__Work required__. Count each line below that has "JSON" anywhere in it. Answer with the total alone.

(Dataset items)

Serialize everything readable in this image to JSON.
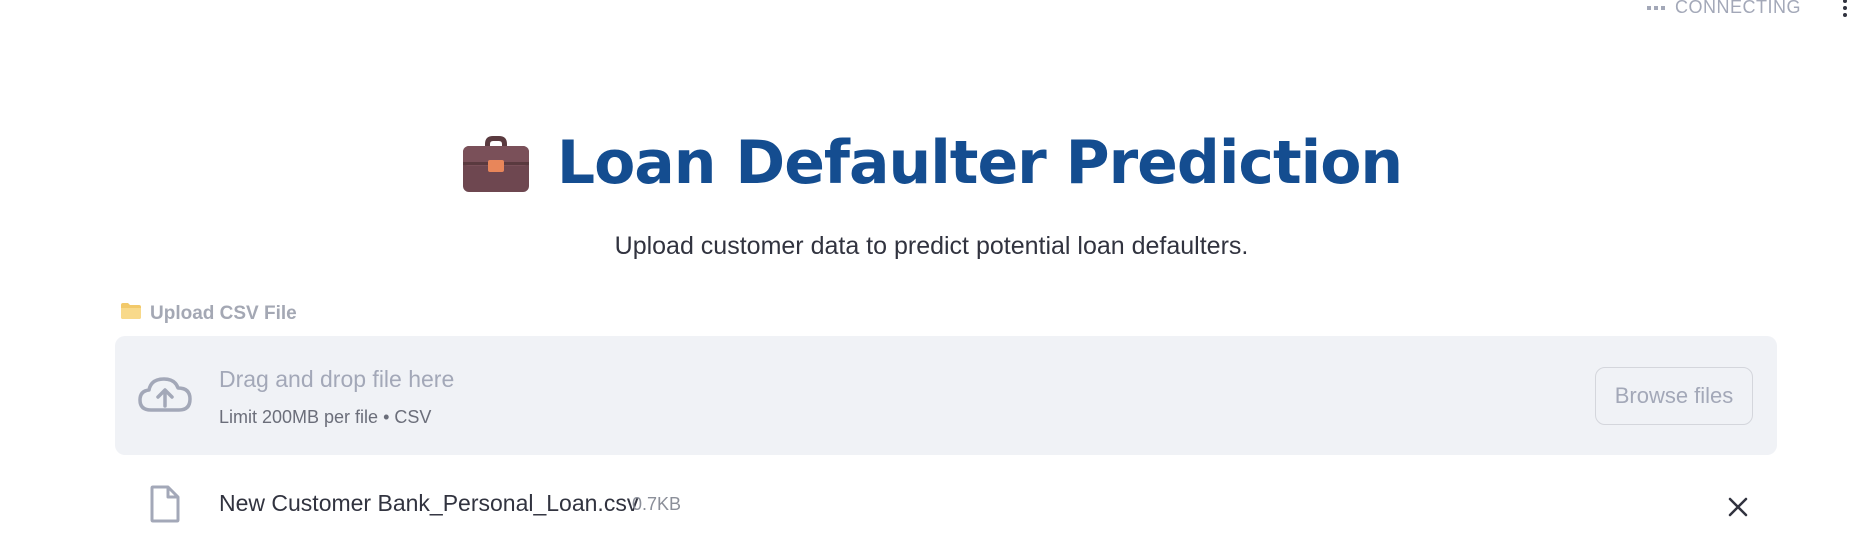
{
  "status": {
    "text": "CONNECTING"
  },
  "header": {
    "title": "Loan Defaulter Prediction",
    "title_icon": "briefcase-icon",
    "subtitle": "Upload customer data to predict potential loan defaulters."
  },
  "uploader": {
    "label": "Upload CSV File",
    "label_icon": "folder-icon",
    "dropzone_title": "Drag and drop file here",
    "dropzone_limit": "Limit 200MB per file • CSV",
    "browse_label": "Browse files"
  },
  "file": {
    "name": "New Customer Bank_Personal_Loan.csv",
    "size": "0.7KB"
  },
  "colors": {
    "title": "#144d90",
    "dropzone_bg": "#f0f2f6",
    "muted": "#a3a8b8"
  }
}
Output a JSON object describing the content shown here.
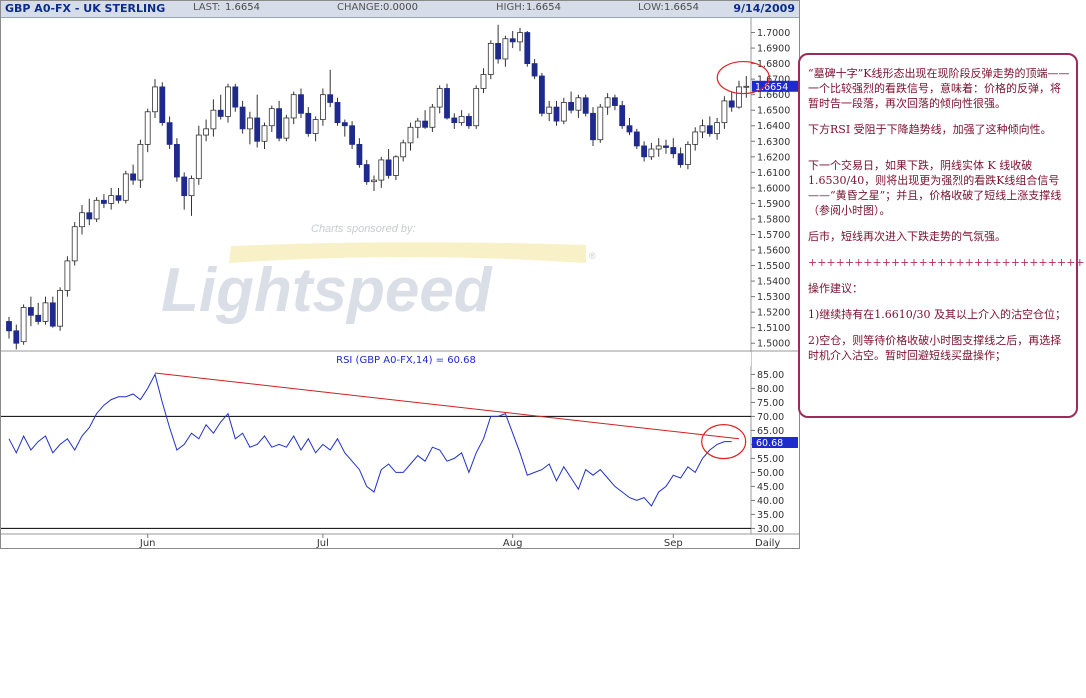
{
  "header": {
    "symbol": "GBP A0-FX - UK STERLING",
    "last_label": "LAST:",
    "last_value": "1.6654",
    "change_label": "CHANGE:",
    "change_value": "0.0000",
    "high_label": "HIGH:",
    "high_value": "1.6654",
    "low_label": "LOW:",
    "low_value": "1.6654",
    "date": "9/14/2009"
  },
  "watermark": {
    "sponsor_text": "Charts sponsored by:",
    "brand": "Lightspeed",
    "registered_mark": "®"
  },
  "price_panel": {
    "y_ticks": [
      "1.7000",
      "1.6900",
      "1.6800",
      "1.6700",
      "1.6600",
      "1.6500",
      "1.6400",
      "1.6300",
      "1.6200",
      "1.6100",
      "1.6000",
      "1.5900",
      "1.5800",
      "1.5700",
      "1.5600",
      "1.5500",
      "1.5400",
      "1.5300",
      "1.5200",
      "1.5100",
      "1.5000"
    ],
    "last_badge": "1.6654"
  },
  "rsi_panel": {
    "title": "RSI (GBP A0-FX,14) = 60.68",
    "y_ticks": [
      "85.00",
      "80.00",
      "75.00",
      "70.00",
      "65.00",
      "60.00",
      "55.00",
      "50.00",
      "45.00",
      "40.00",
      "35.00",
      "30.00"
    ],
    "last_badge": "60.68"
  },
  "x_axis": {
    "labels": [
      "Jun",
      "Jul",
      "Aug",
      "Sep"
    ],
    "period": "Daily"
  },
  "colors": {
    "candle": "#1e2a8c",
    "rsi_line": "#2030c8",
    "trendline": "#d02020",
    "circle": "#e02020",
    "badge": "#1e2acc",
    "note_border": "#9c2a5a",
    "note_text": "#7a1030"
  },
  "chart_data": [
    {
      "type": "candlestick",
      "x_unit": "trading day",
      "x_labels": [
        "Jun",
        "Jul",
        "Aug",
        "Sep"
      ],
      "ylim": [
        1.495,
        1.71
      ],
      "last": 1.6654,
      "ohlc": [
        [
          1.514,
          1.517,
          1.503,
          1.508
        ],
        [
          1.508,
          1.512,
          1.496,
          1.5
        ],
        [
          1.501,
          1.525,
          1.499,
          1.523
        ],
        [
          1.523,
          1.53,
          1.511,
          1.518
        ],
        [
          1.518,
          1.526,
          1.512,
          1.514
        ],
        [
          1.514,
          1.53,
          1.512,
          1.526
        ],
        [
          1.526,
          1.53,
          1.51,
          1.511
        ],
        [
          1.511,
          1.536,
          1.508,
          1.534
        ],
        [
          1.534,
          1.556,
          1.53,
          1.553
        ],
        [
          1.553,
          1.578,
          1.55,
          1.575
        ],
        [
          1.575,
          1.589,
          1.57,
          1.584
        ],
        [
          1.584,
          1.593,
          1.576,
          1.58
        ],
        [
          1.58,
          1.594,
          1.578,
          1.592
        ],
        [
          1.592,
          1.596,
          1.587,
          1.59
        ],
        [
          1.59,
          1.6,
          1.586,
          1.595
        ],
        [
          1.595,
          1.6,
          1.59,
          1.592
        ],
        [
          1.592,
          1.611,
          1.59,
          1.609
        ],
        [
          1.609,
          1.615,
          1.602,
          1.605
        ],
        [
          1.605,
          1.631,
          1.6,
          1.628
        ],
        [
          1.628,
          1.651,
          1.623,
          1.649
        ],
        [
          1.649,
          1.67,
          1.645,
          1.665
        ],
        [
          1.665,
          1.668,
          1.64,
          1.642
        ],
        [
          1.642,
          1.646,
          1.625,
          1.628
        ],
        [
          1.628,
          1.632,
          1.604,
          1.607
        ],
        [
          1.607,
          1.61,
          1.586,
          1.595
        ],
        [
          1.595,
          1.608,
          1.582,
          1.606
        ],
        [
          1.606,
          1.64,
          1.602,
          1.634
        ],
        [
          1.634,
          1.644,
          1.63,
          1.638
        ],
        [
          1.638,
          1.657,
          1.633,
          1.65
        ],
        [
          1.65,
          1.66,
          1.644,
          1.646
        ],
        [
          1.646,
          1.667,
          1.642,
          1.665
        ],
        [
          1.665,
          1.667,
          1.649,
          1.652
        ],
        [
          1.652,
          1.656,
          1.635,
          1.638
        ],
        [
          1.638,
          1.649,
          1.628,
          1.645
        ],
        [
          1.645,
          1.66,
          1.626,
          1.63
        ],
        [
          1.63,
          1.642,
          1.625,
          1.64
        ],
        [
          1.64,
          1.653,
          1.636,
          1.651
        ],
        [
          1.651,
          1.656,
          1.63,
          1.632
        ],
        [
          1.632,
          1.647,
          1.63,
          1.645
        ],
        [
          1.645,
          1.662,
          1.641,
          1.66
        ],
        [
          1.66,
          1.664,
          1.645,
          1.648
        ],
        [
          1.648,
          1.652,
          1.633,
          1.635
        ],
        [
          1.635,
          1.646,
          1.63,
          1.644
        ],
        [
          1.644,
          1.664,
          1.64,
          1.66
        ],
        [
          1.66,
          1.676,
          1.652,
          1.655
        ],
        [
          1.655,
          1.658,
          1.64,
          1.642
        ],
        [
          1.642,
          1.644,
          1.633,
          1.64
        ],
        [
          1.64,
          1.643,
          1.625,
          1.628
        ],
        [
          1.628,
          1.632,
          1.613,
          1.615
        ],
        [
          1.615,
          1.618,
          1.602,
          1.604
        ],
        [
          1.604,
          1.608,
          1.598,
          1.605
        ],
        [
          1.605,
          1.62,
          1.6,
          1.618
        ],
        [
          1.618,
          1.625,
          1.606,
          1.608
        ],
        [
          1.608,
          1.621,
          1.605,
          1.62
        ],
        [
          1.62,
          1.631,
          1.617,
          1.629
        ],
        [
          1.629,
          1.642,
          1.624,
          1.639
        ],
        [
          1.639,
          1.645,
          1.632,
          1.643
        ],
        [
          1.643,
          1.65,
          1.638,
          1.639
        ],
        [
          1.639,
          1.654,
          1.636,
          1.652
        ],
        [
          1.652,
          1.666,
          1.648,
          1.664
        ],
        [
          1.664,
          1.667,
          1.644,
          1.645
        ],
        [
          1.645,
          1.648,
          1.638,
          1.642
        ],
        [
          1.642,
          1.65,
          1.64,
          1.646
        ],
        [
          1.646,
          1.648,
          1.638,
          1.64
        ],
        [
          1.64,
          1.666,
          1.638,
          1.664
        ],
        [
          1.664,
          1.677,
          1.661,
          1.673
        ],
        [
          1.673,
          1.695,
          1.67,
          1.693
        ],
        [
          1.693,
          1.705,
          1.68,
          1.683
        ],
        [
          1.683,
          1.698,
          1.678,
          1.696
        ],
        [
          1.696,
          1.701,
          1.69,
          1.694
        ],
        [
          1.694,
          1.703,
          1.688,
          1.7
        ],
        [
          1.7,
          1.701,
          1.678,
          1.68
        ],
        [
          1.68,
          1.683,
          1.67,
          1.672
        ],
        [
          1.672,
          1.674,
          1.646,
          1.648
        ],
        [
          1.648,
          1.656,
          1.643,
          1.652
        ],
        [
          1.652,
          1.656,
          1.64,
          1.643
        ],
        [
          1.643,
          1.658,
          1.641,
          1.655
        ],
        [
          1.655,
          1.662,
          1.648,
          1.65
        ],
        [
          1.65,
          1.66,
          1.645,
          1.658
        ],
        [
          1.658,
          1.66,
          1.646,
          1.648
        ],
        [
          1.648,
          1.652,
          1.627,
          1.631
        ],
        [
          1.631,
          1.654,
          1.629,
          1.652
        ],
        [
          1.652,
          1.661,
          1.647,
          1.658
        ],
        [
          1.658,
          1.66,
          1.65,
          1.653
        ],
        [
          1.653,
          1.656,
          1.638,
          1.64
        ],
        [
          1.64,
          1.645,
          1.634,
          1.636
        ],
        [
          1.636,
          1.638,
          1.625,
          1.627
        ],
        [
          1.627,
          1.63,
          1.617,
          1.62
        ],
        [
          1.62,
          1.629,
          1.618,
          1.625
        ],
        [
          1.625,
          1.632,
          1.62,
          1.627
        ],
        [
          1.627,
          1.631,
          1.622,
          1.626
        ],
        [
          1.626,
          1.632,
          1.619,
          1.622
        ],
        [
          1.622,
          1.626,
          1.613,
          1.615
        ],
        [
          1.615,
          1.63,
          1.612,
          1.628
        ],
        [
          1.628,
          1.639,
          1.624,
          1.636
        ],
        [
          1.636,
          1.644,
          1.632,
          1.64
        ],
        [
          1.64,
          1.646,
          1.633,
          1.635
        ],
        [
          1.635,
          1.645,
          1.631,
          1.642
        ],
        [
          1.642,
          1.659,
          1.638,
          1.656
        ],
        [
          1.656,
          1.662,
          1.649,
          1.652
        ],
        [
          1.652,
          1.669,
          1.651,
          1.665
        ],
        [
          1.665,
          1.672,
          1.658,
          1.6654
        ]
      ]
    },
    {
      "type": "line",
      "title": "RSI (GBP A0-FX,14) = 60.68",
      "ylim": [
        28,
        88
      ],
      "last": 60.68,
      "values": [
        62,
        57,
        63,
        58,
        61,
        63,
        57,
        60,
        62,
        58,
        63,
        66,
        71,
        74,
        76,
        77,
        77,
        78,
        76,
        80,
        85,
        75,
        66,
        58,
        60,
        64,
        62,
        67,
        64,
        68,
        71,
        62,
        64,
        59,
        60,
        63,
        59,
        60,
        59,
        63,
        58,
        62,
        57,
        60,
        58,
        62,
        57,
        54,
        51,
        45,
        43,
        51,
        53,
        50,
        50,
        53,
        56,
        54,
        59,
        58,
        54,
        55,
        57,
        50,
        57,
        62,
        70,
        70,
        71,
        64,
        57,
        49,
        50,
        51,
        53,
        47,
        52,
        48,
        44,
        51,
        49,
        51,
        48,
        45,
        43,
        41,
        40,
        41,
        38,
        43,
        45,
        49,
        48,
        52,
        50,
        55,
        58,
        60,
        61,
        61
      ],
      "trendline": {
        "from_index": 20,
        "from_value": 85.5,
        "to_index": 100,
        "to_value": 62
      }
    }
  ],
  "annotation": {
    "paragraphs": [
      "“墓碑十字”K线形态出现在现阶段反弹走势的顶端——一个比较强烈的看跌信号，意味着：价格的反弹，将暂时告一段落，再次回落的倾向性很强。",
      "下方RSI 受阻于下降趋势线，加强了这种倾向性。",
      "下一个交易日，如果下跌，阴线实体 K 线收破1.6530/40，则将出现更为强烈的看跌K线组合信号——“黄昏之星”；并且，价格收破了短线上涨支撑线（参阅小时图）。",
      "后市，短线再次进入下跌走势的气氛强。",
      "++++++++++++++++++++++++++++++",
      "操作建议：",
      "1)继续持有在1.6610/30 及其以上介入的沽空仓位；",
      "2)空仓，则等待价格收破小时图支撑线之后，再选择时机介入沽空。暂时回避短线买盘操作；"
    ]
  }
}
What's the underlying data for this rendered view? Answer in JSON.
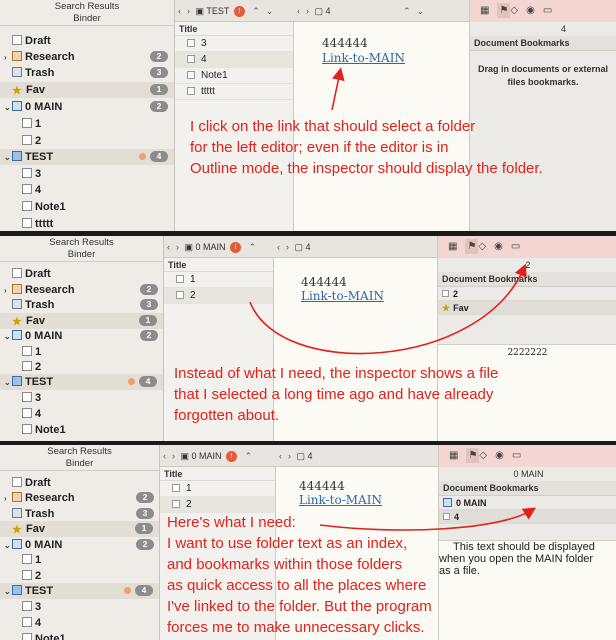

__Answer for this exercise__. 3